Task statement ->
The complete listing below should be transcribed precisely.

Listed entries ->
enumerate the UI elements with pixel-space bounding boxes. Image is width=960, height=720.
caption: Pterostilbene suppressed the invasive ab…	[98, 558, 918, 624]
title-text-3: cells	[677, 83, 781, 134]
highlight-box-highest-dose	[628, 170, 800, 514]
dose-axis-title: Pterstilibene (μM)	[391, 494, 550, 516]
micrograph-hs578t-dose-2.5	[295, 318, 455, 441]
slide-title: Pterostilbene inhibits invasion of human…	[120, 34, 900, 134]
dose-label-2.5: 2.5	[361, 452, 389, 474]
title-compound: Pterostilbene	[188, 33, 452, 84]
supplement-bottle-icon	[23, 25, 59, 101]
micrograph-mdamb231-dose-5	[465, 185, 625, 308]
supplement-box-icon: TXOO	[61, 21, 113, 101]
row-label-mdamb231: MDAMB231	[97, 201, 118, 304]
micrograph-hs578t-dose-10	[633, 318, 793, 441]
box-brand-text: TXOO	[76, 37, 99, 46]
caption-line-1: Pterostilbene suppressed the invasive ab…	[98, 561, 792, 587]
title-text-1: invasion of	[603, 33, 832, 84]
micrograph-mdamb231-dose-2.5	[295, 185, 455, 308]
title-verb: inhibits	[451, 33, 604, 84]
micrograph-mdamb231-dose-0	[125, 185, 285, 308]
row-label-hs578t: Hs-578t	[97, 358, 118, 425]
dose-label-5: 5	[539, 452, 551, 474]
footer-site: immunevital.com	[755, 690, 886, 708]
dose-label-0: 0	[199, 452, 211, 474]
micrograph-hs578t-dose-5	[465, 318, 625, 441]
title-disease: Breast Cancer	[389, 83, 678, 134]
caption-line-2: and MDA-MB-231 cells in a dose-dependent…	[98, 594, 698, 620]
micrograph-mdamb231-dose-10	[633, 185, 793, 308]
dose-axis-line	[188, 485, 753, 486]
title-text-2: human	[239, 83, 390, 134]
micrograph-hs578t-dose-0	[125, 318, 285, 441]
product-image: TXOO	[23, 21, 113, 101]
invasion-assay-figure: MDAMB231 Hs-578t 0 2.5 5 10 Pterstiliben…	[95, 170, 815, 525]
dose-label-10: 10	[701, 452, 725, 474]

Expected answer ->
enumerate the UI elements with pixel-space bounding boxes. Image is width=960, height=720.
caption: Pterostilbene suppressed the invasive ab…	[98, 558, 918, 624]
title-text-3: cells	[677, 83, 781, 134]
highlight-box-highest-dose	[628, 170, 800, 514]
dose-axis-title: Pterstilibene (μM)	[391, 494, 550, 516]
micrograph-hs578t-dose-2.5	[295, 318, 455, 441]
slide-title: Pterostilbene inhibits invasion of human…	[120, 34, 900, 134]
dose-label-2.5: 2.5	[361, 452, 389, 474]
title-compound: Pterostilbene	[188, 33, 452, 84]
supplement-bottle-icon	[23, 25, 59, 101]
micrograph-mdamb231-dose-5	[465, 185, 625, 308]
supplement-box-icon: TXOO	[61, 21, 113, 101]
row-label-mdamb231: MDAMB231	[97, 201, 118, 304]
micrograph-hs578t-dose-10	[633, 318, 793, 441]
box-brand-text: TXOO	[76, 37, 99, 46]
caption-line-1: Pterostilbene suppressed the invasive ab…	[98, 561, 792, 587]
title-text-1: invasion of	[603, 33, 832, 84]
micrograph-mdamb231-dose-2.5	[295, 185, 455, 308]
title-verb: inhibits	[451, 33, 604, 84]
micrograph-mdamb231-dose-0	[125, 185, 285, 308]
row-label-hs578t: Hs-578t	[97, 358, 118, 425]
dose-label-5: 5	[539, 452, 551, 474]
footer-site: immunevital.com	[755, 690, 886, 708]
dose-label-0: 0	[199, 452, 211, 474]
micrograph-hs578t-dose-5	[465, 318, 625, 441]
title-disease: Breast Cancer	[389, 83, 678, 134]
caption-line-2: and MDA-MB-231 cells in a dose-dependent…	[98, 594, 698, 620]
micrograph-mdamb231-dose-10	[633, 185, 793, 308]
dose-axis-line	[188, 485, 753, 486]
title-text-2: human	[239, 83, 390, 134]
micrograph-hs578t-dose-0	[125, 318, 285, 441]
product-image: TXOO	[23, 21, 113, 101]
invasion-assay-figure: MDAMB231 Hs-578t 0 2.5 5 10 Pterstiliben…	[95, 170, 815, 525]
dose-label-10: 10	[701, 452, 725, 474]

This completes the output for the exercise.